>> start Data lines

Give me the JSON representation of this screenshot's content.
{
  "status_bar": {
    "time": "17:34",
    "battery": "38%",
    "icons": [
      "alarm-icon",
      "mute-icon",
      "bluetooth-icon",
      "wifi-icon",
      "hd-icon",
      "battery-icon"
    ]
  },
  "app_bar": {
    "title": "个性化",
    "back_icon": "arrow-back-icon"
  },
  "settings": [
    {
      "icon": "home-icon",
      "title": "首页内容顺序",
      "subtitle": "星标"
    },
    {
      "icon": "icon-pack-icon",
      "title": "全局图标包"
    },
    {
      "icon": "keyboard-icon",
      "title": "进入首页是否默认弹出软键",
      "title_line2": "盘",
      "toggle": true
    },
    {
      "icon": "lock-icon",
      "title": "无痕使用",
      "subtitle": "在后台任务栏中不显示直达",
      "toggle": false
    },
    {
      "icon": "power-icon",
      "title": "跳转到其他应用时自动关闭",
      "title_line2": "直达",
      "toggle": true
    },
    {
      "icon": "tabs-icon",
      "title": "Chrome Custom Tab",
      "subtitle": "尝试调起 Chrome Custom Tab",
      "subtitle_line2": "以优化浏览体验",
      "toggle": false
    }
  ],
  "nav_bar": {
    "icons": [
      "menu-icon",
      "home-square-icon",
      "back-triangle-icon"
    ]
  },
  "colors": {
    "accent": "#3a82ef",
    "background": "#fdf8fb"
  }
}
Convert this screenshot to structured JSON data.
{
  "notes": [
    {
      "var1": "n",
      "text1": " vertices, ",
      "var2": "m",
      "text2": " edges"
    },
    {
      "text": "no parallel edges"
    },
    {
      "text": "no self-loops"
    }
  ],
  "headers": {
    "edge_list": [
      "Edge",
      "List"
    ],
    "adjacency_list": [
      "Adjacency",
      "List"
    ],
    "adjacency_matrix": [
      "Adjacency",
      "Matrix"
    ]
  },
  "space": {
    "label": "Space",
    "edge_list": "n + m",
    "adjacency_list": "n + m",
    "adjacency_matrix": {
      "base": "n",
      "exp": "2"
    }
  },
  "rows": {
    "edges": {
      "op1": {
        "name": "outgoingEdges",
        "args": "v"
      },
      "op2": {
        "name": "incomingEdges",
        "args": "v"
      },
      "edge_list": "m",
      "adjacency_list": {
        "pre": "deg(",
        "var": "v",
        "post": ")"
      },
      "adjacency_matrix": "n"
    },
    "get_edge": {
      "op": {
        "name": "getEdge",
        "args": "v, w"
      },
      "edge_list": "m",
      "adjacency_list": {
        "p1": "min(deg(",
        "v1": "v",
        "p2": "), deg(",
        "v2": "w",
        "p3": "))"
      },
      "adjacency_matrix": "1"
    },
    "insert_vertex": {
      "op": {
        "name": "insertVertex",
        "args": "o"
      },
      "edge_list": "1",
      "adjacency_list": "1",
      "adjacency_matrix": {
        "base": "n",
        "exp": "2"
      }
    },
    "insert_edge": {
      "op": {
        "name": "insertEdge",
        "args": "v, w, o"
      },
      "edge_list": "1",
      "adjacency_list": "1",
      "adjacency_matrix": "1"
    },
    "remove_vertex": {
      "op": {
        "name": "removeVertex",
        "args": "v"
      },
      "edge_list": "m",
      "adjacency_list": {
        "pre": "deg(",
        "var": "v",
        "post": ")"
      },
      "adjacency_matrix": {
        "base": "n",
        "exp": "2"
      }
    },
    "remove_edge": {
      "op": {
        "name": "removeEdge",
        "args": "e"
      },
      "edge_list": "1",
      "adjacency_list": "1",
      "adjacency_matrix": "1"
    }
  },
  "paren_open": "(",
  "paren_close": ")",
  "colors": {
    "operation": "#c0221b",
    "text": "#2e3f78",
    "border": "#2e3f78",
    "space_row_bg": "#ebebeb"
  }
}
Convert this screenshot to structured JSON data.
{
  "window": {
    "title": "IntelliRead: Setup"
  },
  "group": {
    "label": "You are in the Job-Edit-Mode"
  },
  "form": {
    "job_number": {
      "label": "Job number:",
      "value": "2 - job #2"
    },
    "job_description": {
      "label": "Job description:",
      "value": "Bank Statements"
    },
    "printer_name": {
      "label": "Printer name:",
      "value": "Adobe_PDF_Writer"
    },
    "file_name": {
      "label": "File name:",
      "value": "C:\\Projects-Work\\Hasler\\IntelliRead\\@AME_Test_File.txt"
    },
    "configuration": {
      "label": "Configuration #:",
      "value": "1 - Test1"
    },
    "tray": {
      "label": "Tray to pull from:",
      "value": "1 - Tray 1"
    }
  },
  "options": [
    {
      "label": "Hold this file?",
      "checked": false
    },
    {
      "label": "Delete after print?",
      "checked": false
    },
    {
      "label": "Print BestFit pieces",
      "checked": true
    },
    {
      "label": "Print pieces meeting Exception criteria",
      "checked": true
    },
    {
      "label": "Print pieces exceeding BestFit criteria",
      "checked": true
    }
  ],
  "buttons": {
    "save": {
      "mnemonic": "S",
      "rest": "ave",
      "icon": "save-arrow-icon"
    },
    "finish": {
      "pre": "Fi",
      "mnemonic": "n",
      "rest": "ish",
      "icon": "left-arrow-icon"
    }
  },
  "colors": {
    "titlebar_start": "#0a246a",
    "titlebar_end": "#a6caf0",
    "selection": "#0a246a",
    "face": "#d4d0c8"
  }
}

>> end Data lines
>> start Data lines

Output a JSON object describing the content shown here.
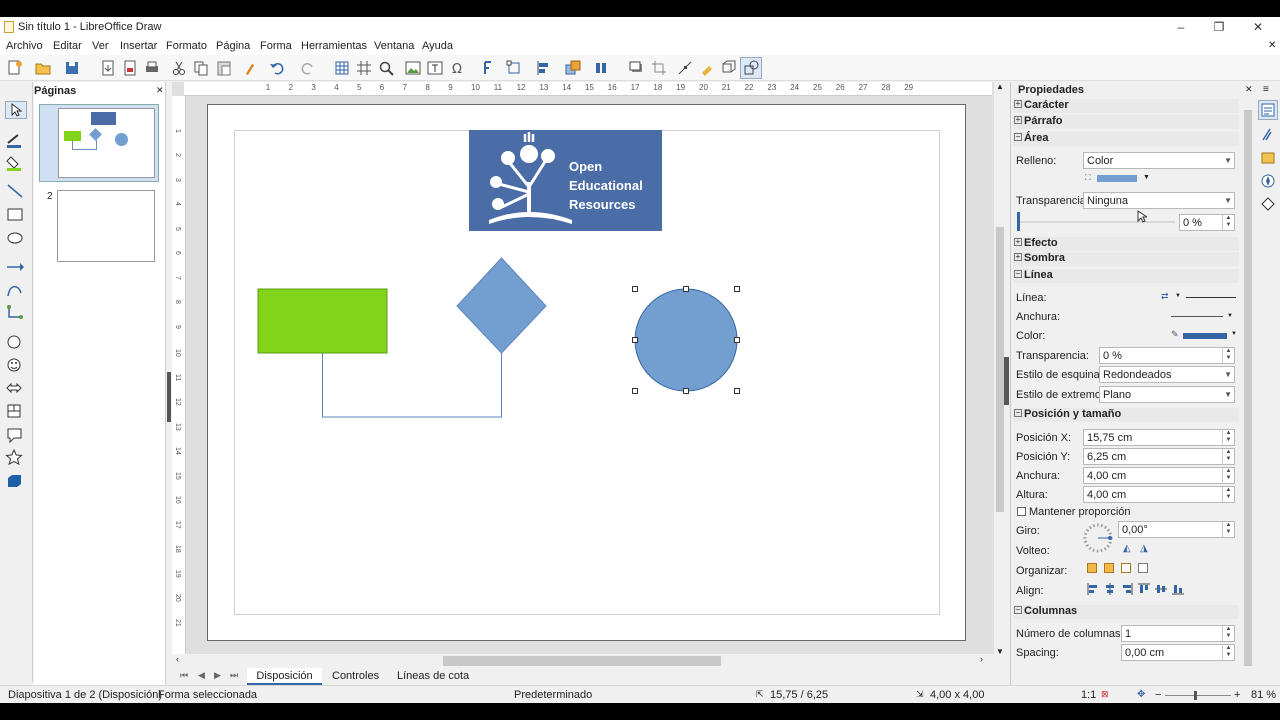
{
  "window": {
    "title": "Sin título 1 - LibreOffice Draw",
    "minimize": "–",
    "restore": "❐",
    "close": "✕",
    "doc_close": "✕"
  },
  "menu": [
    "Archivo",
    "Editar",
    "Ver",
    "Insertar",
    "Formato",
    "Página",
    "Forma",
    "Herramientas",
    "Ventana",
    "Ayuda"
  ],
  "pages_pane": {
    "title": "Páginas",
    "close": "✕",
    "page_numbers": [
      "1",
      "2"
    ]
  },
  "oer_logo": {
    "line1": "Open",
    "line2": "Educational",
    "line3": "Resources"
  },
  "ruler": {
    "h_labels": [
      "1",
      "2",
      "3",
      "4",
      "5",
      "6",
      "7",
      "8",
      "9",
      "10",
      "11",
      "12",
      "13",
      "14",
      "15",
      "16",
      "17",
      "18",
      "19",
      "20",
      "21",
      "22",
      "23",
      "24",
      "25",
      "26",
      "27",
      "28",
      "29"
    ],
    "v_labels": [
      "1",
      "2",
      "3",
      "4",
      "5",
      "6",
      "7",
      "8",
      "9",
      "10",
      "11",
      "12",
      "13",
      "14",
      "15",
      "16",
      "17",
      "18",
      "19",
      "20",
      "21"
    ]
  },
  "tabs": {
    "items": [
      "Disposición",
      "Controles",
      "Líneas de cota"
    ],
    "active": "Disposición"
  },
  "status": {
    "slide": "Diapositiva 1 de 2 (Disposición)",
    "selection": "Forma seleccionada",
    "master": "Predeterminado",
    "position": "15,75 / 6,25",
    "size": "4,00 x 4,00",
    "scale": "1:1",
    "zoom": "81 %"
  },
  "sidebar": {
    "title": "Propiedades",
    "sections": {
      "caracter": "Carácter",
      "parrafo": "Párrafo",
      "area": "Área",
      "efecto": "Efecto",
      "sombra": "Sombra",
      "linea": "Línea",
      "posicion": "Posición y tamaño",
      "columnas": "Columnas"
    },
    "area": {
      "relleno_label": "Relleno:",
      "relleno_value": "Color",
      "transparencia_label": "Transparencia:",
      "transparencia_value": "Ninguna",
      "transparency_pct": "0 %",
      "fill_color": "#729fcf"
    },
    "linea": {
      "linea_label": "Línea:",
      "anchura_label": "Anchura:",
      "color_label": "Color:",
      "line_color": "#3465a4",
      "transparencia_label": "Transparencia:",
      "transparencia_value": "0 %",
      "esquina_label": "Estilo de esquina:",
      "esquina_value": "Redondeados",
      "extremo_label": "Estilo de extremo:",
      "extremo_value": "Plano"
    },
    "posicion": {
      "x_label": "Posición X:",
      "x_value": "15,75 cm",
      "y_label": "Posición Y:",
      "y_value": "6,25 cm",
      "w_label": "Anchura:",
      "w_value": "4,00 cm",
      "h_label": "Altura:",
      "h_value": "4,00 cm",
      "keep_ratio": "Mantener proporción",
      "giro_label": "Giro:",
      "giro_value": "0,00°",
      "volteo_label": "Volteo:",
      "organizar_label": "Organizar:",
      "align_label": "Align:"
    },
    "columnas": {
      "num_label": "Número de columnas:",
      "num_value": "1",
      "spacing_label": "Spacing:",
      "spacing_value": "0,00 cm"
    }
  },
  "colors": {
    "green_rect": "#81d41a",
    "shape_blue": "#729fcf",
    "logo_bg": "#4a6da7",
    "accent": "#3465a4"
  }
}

>> end Data lines

_Aim of the task_
In the records above, locate each line with the word "criteria". Copy all such lines.

_Written reply_
      "label": "Print pieces meeting Exception criteria",
      "label": "Print pieces exceeding BestFit criteria",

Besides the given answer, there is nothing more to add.